* **Data shown**
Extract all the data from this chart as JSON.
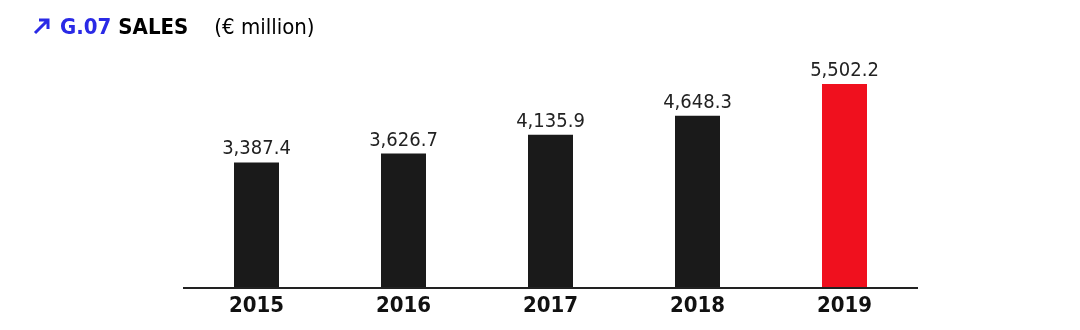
{
  "chart_data": {
    "type": "bar",
    "title": "G.07 SALES",
    "subtitle": "(€ million)",
    "categories": [
      "2015",
      "2016",
      "2017",
      "2018",
      "2019"
    ],
    "values": [
      3387.4,
      3626.7,
      4135.9,
      4648.3,
      5502.2
    ],
    "colors": [
      "#1a1a1a",
      "#1a1a1a",
      "#1a1a1a",
      "#1a1a1a",
      "#f0101e"
    ],
    "value_labels": [
      "3,387.4",
      "3,626.7",
      "4,135.9",
      "4,648.3",
      "5,502.2"
    ],
    "grid": false,
    "legend": false
  }
}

* **The problem**
Reproduce the material word for word. Any pictures should be left out of the copy.

* **Solution for this exercise**
Extract all the data from this chart as JSON.
{
  "chart_data": {
    "type": "bar",
    "title": "G.07 SALES",
    "subtitle": "(€ million)",
    "categories": [
      "2015",
      "2016",
      "2017",
      "2018",
      "2019"
    ],
    "values": [
      3387.4,
      3626.7,
      4135.9,
      4648.3,
      5502.2
    ],
    "colors": [
      "#1a1a1a",
      "#1a1a1a",
      "#1a1a1a",
      "#1a1a1a",
      "#f0101e"
    ],
    "value_labels": [
      "3,387.4",
      "3,626.7",
      "4,135.9",
      "4,648.3",
      "5,502.2"
    ],
    "grid": false,
    "legend": false
  }
}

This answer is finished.